◆ Given request: Write out the data below in full. Keep it exact.

---------- Recorded information

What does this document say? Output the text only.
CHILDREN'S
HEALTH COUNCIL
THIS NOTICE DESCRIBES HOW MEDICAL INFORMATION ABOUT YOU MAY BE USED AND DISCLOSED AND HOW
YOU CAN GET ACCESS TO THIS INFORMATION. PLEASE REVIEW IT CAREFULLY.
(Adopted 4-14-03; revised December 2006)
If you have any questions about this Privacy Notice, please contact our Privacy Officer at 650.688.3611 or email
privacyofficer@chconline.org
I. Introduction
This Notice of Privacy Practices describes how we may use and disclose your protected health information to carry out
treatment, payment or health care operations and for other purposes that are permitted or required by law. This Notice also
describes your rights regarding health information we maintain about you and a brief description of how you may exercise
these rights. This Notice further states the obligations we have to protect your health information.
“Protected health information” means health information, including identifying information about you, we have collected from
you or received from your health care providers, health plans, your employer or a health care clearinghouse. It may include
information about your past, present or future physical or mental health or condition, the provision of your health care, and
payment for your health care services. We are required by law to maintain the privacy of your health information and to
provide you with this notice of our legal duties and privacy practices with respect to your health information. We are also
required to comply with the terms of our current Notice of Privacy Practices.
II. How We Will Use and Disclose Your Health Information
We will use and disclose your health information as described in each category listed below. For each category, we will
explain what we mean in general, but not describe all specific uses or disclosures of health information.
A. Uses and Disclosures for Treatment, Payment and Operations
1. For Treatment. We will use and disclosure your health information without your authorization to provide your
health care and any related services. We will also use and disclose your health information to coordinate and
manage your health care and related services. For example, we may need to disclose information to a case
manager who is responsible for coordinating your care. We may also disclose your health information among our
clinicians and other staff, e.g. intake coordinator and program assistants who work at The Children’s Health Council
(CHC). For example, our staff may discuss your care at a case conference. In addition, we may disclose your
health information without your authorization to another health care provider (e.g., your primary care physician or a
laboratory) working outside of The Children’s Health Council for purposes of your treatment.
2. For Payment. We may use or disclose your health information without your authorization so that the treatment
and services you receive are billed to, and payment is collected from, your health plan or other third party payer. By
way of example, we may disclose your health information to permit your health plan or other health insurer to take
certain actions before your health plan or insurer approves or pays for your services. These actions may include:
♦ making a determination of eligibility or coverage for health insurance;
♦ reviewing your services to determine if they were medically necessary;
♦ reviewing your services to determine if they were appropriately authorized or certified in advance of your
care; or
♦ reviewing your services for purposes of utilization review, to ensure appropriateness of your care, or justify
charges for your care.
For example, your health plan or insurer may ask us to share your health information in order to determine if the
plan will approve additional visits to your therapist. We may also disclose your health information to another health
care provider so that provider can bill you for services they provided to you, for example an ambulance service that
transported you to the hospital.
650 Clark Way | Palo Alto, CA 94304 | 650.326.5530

--------------------

◆ Reply to the task:
What does this document say? Output the text only.
CHILDREN'S
HEALTH COUNCIL
THIS NOTICE DESCRIBES HOW MEDICAL INFORMATION ABOUT YOU MAY BE USED AND DISCLOSED AND HOW
YOU CAN GET ACCESS TO THIS INFORMATION. PLEASE REVIEW IT CAREFULLY.
(Adopted 4-14-03; revised December 2006)
If you have any questions about this Privacy Notice, please contact our Privacy Officer at 650.688.3611 or email
privacyofficer@chconline.org
I. Introduction
This Notice of Privacy Practices describes how we may use and disclose your protected health information to carry out
treatment, payment or health care operations and for other purposes that are permitted or required by law. This Notice also
describes your rights regarding health information we maintain about you and a brief description of how you may exercise
these rights. This Notice further states the obligations we have to protect your health information.
“Protected health information” means health information, including identifying information about you, we have collected from
you or received from your health care providers, health plans, your employer or a health care clearinghouse. It may include
information about your past, present or future physical or mental health or condition, the provision of your health care, and
payment for your health care services. We are required by law to maintain the privacy of your health information and to
provide you with this notice of our legal duties and privacy practices with respect to your health information. We are also
required to comply with the terms of our current Notice of Privacy Practices.
II. How We Will Use and Disclose Your Health Information
We will use and disclose your health information as described in each category listed below. For each category, we will
explain what we mean in general, but not describe all specific uses or disclosures of health information.
A. Uses and Disclosures for Treatment, Payment and Operations
1. For Treatment. We will use and disclosure your health information without your authorization to provide your
health care and any related services. We will also use and disclose your health information to coordinate and
manage your health care and related services. For example, we may need to disclose information to a case
manager who is responsible for coordinating your care. We may also disclose your health information among our
clinicians and other staff, e.g. intake coordinator and program assistants who work at The Children’s Health Council
(CHC). For example, our staff may discuss your care at a case conference. In addition, we may disclose your
health information without your authorization to another health care provider (e.g., your primary care physician or a
laboratory) working outside of The Children’s Health Council for purposes of your treatment.
2. For Payment. We may use or disclose your health information without your authorization so that the treatment
and services you receive are billed to, and payment is collected from, your health plan or other third party payer. By
way of example, we may disclose your health information to permit your health plan or other health insurer to take
certain actions before your health plan or insurer approves or pays for your services. These actions may include:
♦ making a determination of eligibility or coverage for health insurance;
♦ reviewing your services to determine if they were medically necessary;
♦ reviewing your services to determine if they were appropriately authorized or certified in advance of your
care; or
♦ reviewing your services for purposes of utilization review, to ensure appropriateness of your care, or justify
charges for your care.
For example, your health plan or insurer may ask us to share your health information in order to determine if the
plan will approve additional visits to your therapist. We may also disclose your health information to another health
care provider so that provider can bill you for services they provided to you, for example an ambulance service that
transported you to the hospital.
650 Clark Way | Palo Alto, CA 94304 | 650.326.5530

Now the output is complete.